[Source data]
────

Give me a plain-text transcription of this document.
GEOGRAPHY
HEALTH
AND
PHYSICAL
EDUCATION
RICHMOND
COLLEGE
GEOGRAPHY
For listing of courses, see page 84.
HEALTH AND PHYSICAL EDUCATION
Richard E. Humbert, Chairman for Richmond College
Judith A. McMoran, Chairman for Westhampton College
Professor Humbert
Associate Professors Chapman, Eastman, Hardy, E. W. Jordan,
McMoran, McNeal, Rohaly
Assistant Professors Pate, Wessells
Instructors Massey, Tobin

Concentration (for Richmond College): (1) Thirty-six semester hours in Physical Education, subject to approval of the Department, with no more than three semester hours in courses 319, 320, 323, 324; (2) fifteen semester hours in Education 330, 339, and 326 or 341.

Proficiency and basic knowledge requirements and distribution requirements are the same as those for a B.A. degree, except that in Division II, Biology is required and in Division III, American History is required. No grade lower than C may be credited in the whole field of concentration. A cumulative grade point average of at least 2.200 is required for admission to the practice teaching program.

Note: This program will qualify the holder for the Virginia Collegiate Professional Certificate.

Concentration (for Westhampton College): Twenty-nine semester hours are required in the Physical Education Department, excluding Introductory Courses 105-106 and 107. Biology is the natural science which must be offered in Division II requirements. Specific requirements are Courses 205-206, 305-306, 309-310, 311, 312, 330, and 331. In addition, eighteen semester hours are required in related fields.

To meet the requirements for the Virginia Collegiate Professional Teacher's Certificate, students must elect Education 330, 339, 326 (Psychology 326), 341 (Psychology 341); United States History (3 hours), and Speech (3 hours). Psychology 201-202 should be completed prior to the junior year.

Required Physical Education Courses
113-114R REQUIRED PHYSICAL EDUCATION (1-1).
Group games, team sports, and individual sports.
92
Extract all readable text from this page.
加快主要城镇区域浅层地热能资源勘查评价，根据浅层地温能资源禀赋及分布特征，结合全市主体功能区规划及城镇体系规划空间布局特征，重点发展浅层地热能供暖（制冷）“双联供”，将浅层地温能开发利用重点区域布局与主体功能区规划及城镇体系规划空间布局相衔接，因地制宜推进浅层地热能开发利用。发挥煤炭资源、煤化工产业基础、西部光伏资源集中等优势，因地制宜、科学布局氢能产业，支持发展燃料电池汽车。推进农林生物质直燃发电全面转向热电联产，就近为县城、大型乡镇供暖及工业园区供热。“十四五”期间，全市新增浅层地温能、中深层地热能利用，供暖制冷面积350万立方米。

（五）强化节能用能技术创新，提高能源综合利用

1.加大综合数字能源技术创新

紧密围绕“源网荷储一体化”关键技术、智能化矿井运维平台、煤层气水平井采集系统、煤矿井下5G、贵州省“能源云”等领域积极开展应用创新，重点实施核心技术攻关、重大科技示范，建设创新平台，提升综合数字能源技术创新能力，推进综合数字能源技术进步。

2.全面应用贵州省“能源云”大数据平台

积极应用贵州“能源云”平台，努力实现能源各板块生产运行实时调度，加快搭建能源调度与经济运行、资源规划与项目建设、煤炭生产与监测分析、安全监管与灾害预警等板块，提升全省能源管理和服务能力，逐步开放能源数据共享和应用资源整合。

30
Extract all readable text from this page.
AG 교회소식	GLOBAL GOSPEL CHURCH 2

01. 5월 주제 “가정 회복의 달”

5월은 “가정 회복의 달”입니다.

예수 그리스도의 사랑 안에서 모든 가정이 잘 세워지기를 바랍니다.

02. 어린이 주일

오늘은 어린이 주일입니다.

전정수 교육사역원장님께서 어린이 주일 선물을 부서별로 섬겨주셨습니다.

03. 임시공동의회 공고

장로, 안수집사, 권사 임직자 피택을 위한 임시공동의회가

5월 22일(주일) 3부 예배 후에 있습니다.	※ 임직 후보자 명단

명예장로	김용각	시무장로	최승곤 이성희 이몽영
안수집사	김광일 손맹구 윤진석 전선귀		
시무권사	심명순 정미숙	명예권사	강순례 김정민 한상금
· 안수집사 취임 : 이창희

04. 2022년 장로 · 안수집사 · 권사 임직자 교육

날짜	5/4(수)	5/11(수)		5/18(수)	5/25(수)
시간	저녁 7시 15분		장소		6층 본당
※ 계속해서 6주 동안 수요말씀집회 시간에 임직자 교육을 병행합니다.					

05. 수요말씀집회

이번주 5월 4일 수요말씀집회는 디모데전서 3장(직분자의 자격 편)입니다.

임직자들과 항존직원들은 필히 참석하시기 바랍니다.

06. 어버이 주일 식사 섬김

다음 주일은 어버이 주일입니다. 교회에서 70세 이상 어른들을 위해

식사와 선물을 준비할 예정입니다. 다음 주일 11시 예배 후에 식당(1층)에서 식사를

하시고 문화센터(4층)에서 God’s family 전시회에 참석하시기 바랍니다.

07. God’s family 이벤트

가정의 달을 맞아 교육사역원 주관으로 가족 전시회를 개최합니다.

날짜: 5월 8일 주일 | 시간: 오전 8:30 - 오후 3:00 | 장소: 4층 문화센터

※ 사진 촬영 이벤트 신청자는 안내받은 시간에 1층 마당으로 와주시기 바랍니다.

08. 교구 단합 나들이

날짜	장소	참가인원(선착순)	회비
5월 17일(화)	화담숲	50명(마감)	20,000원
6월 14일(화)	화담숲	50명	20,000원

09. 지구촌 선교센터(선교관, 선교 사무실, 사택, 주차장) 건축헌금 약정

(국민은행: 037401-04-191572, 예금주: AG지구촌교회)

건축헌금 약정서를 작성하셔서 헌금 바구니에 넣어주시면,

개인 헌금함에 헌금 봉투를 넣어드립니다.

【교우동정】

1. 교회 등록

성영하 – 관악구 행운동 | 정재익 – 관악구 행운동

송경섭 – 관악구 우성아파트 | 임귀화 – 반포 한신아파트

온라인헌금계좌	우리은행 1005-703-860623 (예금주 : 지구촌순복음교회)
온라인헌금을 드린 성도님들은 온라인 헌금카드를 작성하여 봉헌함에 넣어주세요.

────

• **Stated problem**: Retype the records above exactly.

• **Response**:
Give me a plain-text transcription of this document.
GEOGRAPHY
HEALTH
AND
PHYSICAL
EDUCATION
RICHMOND
COLLEGE
GEOGRAPHY
For listing of courses, see page 84.
HEALTH AND PHYSICAL EDUCATION
Richard E. Humbert, Chairman for Richmond College
Judith A. McMoran, Chairman for Westhampton College
Professor Humbert
Associate Professors Chapman, Eastman, Hardy, E. W. Jordan,
McMoran, McNeal, Rohaly
Assistant Professors Pate, Wessells
Instructors Massey, Tobin

Concentration (for Richmond College): (1) Thirty-six semester hours in Physical Education, subject to approval of the Department, with no more than three semester hours in courses 319, 320, 323, 324; (2) fifteen semester hours in Education 330, 339, and 326 or 341.

Proficiency and basic knowledge requirements and distribution requirements are the same as those for a B.A. degree, except that in Division II, Biology is required and in Division III, American History is required. No grade lower than C may be credited in the whole field of concentration. A cumulative grade point average of at least 2.200 is required for admission to the practice teaching program.

Note: This program will qualify the holder for the Virginia Collegiate Professional Certificate.

Concentration (for Westhampton College): Twenty-nine semester hours are required in the Physical Education Department, excluding Introductory Courses 105-106 and 107. Biology is the natural science which must be offered in Division II requirements. Specific requirements are Courses 205-206, 305-306, 309-310, 311, 312, 330, and 331. In addition, eighteen semester hours are required in related fields.

To meet the requirements for the Virginia Collegiate Professional Teacher's Certificate, students must elect Education 330, 339, 326 (Psychology 326), 341 (Psychology 341); United States History (3 hours), and Speech (3 hours). Psychology 201-202 should be completed prior to the junior year.

Required Physical Education Courses
113-114R REQUIRED PHYSICAL EDUCATION (1-1).
Group games, team sports, and individual sports.
92
Extract all readable text from this page.
加快主要城镇区域浅层地热能资源勘查评价，根据浅层地温能资源禀赋及分布特征，结合全市主体功能区规划及城镇体系规划空间布局特征，重点发展浅层地热能供暖（制冷）“双联供”，将浅层地温能开发利用重点区域布局与主体功能区规划及城镇体系规划空间布局相衔接，因地制宜推进浅层地热能开发利用。发挥煤炭资源、煤化工产业基础、西部光伏资源集中等优势，因地制宜、科学布局氢能产业，支持发展燃料电池汽车。推进农林生物质直燃发电全面转向热电联产，就近为县城、大型乡镇供暖及工业园区供热。“十四五”期间，全市新增浅层地温能、中深层地热能利用，供暖制冷面积350万立方米。

（五）强化节能用能技术创新，提高能源综合利用

1.加大综合数字能源技术创新

紧密围绕“源网荷储一体化”关键技术、智能化矿井运维平台、煤层气水平井采集系统、煤矿井下5G、贵州省“能源云”等领域积极开展应用创新，重点实施核心技术攻关、重大科技示范，建设创新平台，提升综合数字能源技术创新能力，推进综合数字能源技术进步。

2.全面应用贵州省“能源云”大数据平台

积极应用贵州“能源云”平台，努力实现能源各板块生产运行实时调度，加快搭建能源调度与经济运行、资源规划与项目建设、煤炭生产与监测分析、安全监管与灾害预警等板块，提升全省能源管理和服务能力，逐步开放能源数据共享和应用资源整合。

30
Extract all readable text from this page.
AG 교회소식	GLOBAL GOSPEL CHURCH 2

01. 5월 주제 “가정 회복의 달”

5월은 “가정 회복의 달”입니다.

예수 그리스도의 사랑 안에서 모든 가정이 잘 세워지기를 바랍니다.

02. 어린이 주일

오늘은 어린이 주일입니다.

전정수 교육사역원장님께서 어린이 주일 선물을 부서별로 섬겨주셨습니다.

03. 임시공동의회 공고

장로, 안수집사, 권사 임직자 피택을 위한 임시공동의회가

5월 22일(주일) 3부 예배 후에 있습니다.	※ 임직 후보자 명단

명예장로	김용각	시무장로	최승곤 이성희 이몽영
안수집사	김광일 손맹구 윤진석 전선귀		
시무권사	심명순 정미숙	명예권사	강순례 김정민 한상금
· 안수집사 취임 : 이창희

04. 2022년 장로 · 안수집사 · 권사 임직자 교육

날짜	5/4(수)	5/11(수)		5/18(수)	5/25(수)
시간	저녁 7시 15분		장소		6층 본당
※ 계속해서 6주 동안 수요말씀집회 시간에 임직자 교육을 병행합니다.					

05. 수요말씀집회

이번주 5월 4일 수요말씀집회는 디모데전서 3장(직분자의 자격 편)입니다.

임직자들과 항존직원들은 필히 참석하시기 바랍니다.

06. 어버이 주일 식사 섬김

다음 주일은 어버이 주일입니다. 교회에서 70세 이상 어른들을 위해

식사와 선물을 준비할 예정입니다. 다음 주일 11시 예배 후에 식당(1층)에서 식사를

하시고 문화센터(4층)에서 God’s family 전시회에 참석하시기 바랍니다.

07. God’s family 이벤트

가정의 달을 맞아 교육사역원 주관으로 가족 전시회를 개최합니다.

날짜: 5월 8일 주일 | 시간: 오전 8:30 - 오후 3:00 | 장소: 4층 문화센터

※ 사진 촬영 이벤트 신청자는 안내받은 시간에 1층 마당으로 와주시기 바랍니다.

08. 교구 단합 나들이

날짜	장소	참가인원(선착순)	회비
5월 17일(화)	화담숲	50명(마감)	20,000원
6월 14일(화)	화담숲	50명	20,000원

09. 지구촌 선교센터(선교관, 선교 사무실, 사택, 주차장) 건축헌금 약정

(국민은행: 037401-04-191572, 예금주: AG지구촌교회)

건축헌금 약정서를 작성하셔서 헌금 바구니에 넣어주시면,

개인 헌금함에 헌금 봉투를 넣어드립니다.

【교우동정】

1. 교회 등록

성영하 – 관악구 행운동 | 정재익 – 관악구 행운동

송경섭 – 관악구 우성아파트 | 임귀화 – 반포 한신아파트

온라인헌금계좌	우리은행 1005-703-860623 (예금주 : 지구촌순복음교회)
온라인헌금을 드린 성도님들은 온라인 헌금카드를 작성하여 봉헌함에 넣어주세요.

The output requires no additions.